##### DATA FOR THE TASK #####
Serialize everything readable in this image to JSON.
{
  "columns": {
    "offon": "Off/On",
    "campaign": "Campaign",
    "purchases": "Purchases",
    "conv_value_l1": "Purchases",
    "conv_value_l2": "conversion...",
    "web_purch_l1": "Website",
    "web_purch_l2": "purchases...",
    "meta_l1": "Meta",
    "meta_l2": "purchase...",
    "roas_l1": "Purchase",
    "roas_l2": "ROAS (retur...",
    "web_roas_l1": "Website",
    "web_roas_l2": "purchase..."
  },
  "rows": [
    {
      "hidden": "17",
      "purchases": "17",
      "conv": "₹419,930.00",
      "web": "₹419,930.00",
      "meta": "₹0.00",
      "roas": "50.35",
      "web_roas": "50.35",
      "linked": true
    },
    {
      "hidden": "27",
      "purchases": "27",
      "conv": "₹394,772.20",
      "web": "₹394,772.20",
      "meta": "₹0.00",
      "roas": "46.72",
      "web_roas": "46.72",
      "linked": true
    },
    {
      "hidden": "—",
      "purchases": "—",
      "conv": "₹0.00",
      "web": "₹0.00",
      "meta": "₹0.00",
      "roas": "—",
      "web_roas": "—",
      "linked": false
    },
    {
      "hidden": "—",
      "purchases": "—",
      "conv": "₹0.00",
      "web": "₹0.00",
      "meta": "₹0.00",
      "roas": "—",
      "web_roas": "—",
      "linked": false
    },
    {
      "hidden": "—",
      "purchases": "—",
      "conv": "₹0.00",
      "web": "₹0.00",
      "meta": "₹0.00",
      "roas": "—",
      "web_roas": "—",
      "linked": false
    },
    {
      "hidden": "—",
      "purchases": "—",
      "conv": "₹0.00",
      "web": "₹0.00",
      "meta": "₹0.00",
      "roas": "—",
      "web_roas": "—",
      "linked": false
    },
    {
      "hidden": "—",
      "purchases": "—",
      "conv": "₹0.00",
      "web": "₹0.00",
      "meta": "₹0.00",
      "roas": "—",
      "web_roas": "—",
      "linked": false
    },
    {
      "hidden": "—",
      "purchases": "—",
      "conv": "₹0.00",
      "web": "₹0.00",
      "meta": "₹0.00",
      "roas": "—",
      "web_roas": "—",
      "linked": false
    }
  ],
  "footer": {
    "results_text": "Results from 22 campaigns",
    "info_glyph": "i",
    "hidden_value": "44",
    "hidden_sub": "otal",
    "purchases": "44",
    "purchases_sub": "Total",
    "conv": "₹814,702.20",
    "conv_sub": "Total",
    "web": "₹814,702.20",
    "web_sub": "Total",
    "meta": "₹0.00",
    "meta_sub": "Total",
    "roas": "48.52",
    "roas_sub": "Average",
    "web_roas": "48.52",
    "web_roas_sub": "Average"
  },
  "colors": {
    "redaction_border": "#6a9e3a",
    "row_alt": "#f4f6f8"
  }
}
#####
SHORT EXERCISE
Emit the records above again, exactly, with no line skipped.

TASK OUTPUT
Serialize everything readable in this image to JSON.
{
  "columns": {
    "offon": "Off/On",
    "campaign": "Campaign",
    "purchases": "Purchases",
    "conv_value_l1": "Purchases",
    "conv_value_l2": "conversion...",
    "web_purch_l1": "Website",
    "web_purch_l2": "purchases...",
    "meta_l1": "Meta",
    "meta_l2": "purchase...",
    "roas_l1": "Purchase",
    "roas_l2": "ROAS (retur...",
    "web_roas_l1": "Website",
    "web_roas_l2": "purchase..."
  },
  "rows": [
    {
      "hidden": "17",
      "purchases": "17",
      "conv": "₹419,930.00",
      "web": "₹419,930.00",
      "meta": "₹0.00",
      "roas": "50.35",
      "web_roas": "50.35",
      "linked": true
    },
    {
      "hidden": "27",
      "purchases": "27",
      "conv": "₹394,772.20",
      "web": "₹394,772.20",
      "meta": "₹0.00",
      "roas": "46.72",
      "web_roas": "46.72",
      "linked": true
    },
    {
      "hidden": "—",
      "purchases": "—",
      "conv": "₹0.00",
      "web": "₹0.00",
      "meta": "₹0.00",
      "roas": "—",
      "web_roas": "—",
      "linked": false
    },
    {
      "hidden": "—",
      "purchases": "—",
      "conv": "₹0.00",
      "web": "₹0.00",
      "meta": "₹0.00",
      "roas": "—",
      "web_roas": "—",
      "linked": false
    },
    {
      "hidden": "—",
      "purchases": "—",
      "conv": "₹0.00",
      "web": "₹0.00",
      "meta": "₹0.00",
      "roas": "—",
      "web_roas": "—",
      "linked": false
    },
    {
      "hidden": "—",
      "purchases": "—",
      "conv": "₹0.00",
      "web": "₹0.00",
      "meta": "₹0.00",
      "roas": "—",
      "web_roas": "—",
      "linked": false
    },
    {
      "hidden": "—",
      "purchases": "—",
      "conv": "₹0.00",
      "web": "₹0.00",
      "meta": "₹0.00",
      "roas": "—",
      "web_roas": "—",
      "linked": false
    },
    {
      "hidden": "—",
      "purchases": "—",
      "conv": "₹0.00",
      "web": "₹0.00",
      "meta": "₹0.00",
      "roas": "—",
      "web_roas": "—",
      "linked": false
    }
  ],
  "footer": {
    "results_text": "Results from 22 campaigns",
    "info_glyph": "i",
    "hidden_value": "44",
    "hidden_sub": "otal",
    "purchases": "44",
    "purchases_sub": "Total",
    "conv": "₹814,702.20",
    "conv_sub": "Total",
    "web": "₹814,702.20",
    "web_sub": "Total",
    "meta": "₹0.00",
    "meta_sub": "Total",
    "roas": "48.52",
    "roas_sub": "Average",
    "web_roas": "48.52",
    "web_roas_sub": "Average"
  },
  "colors": {
    "redaction_border": "#6a9e3a",
    "row_alt": "#f4f6f8"
  }
}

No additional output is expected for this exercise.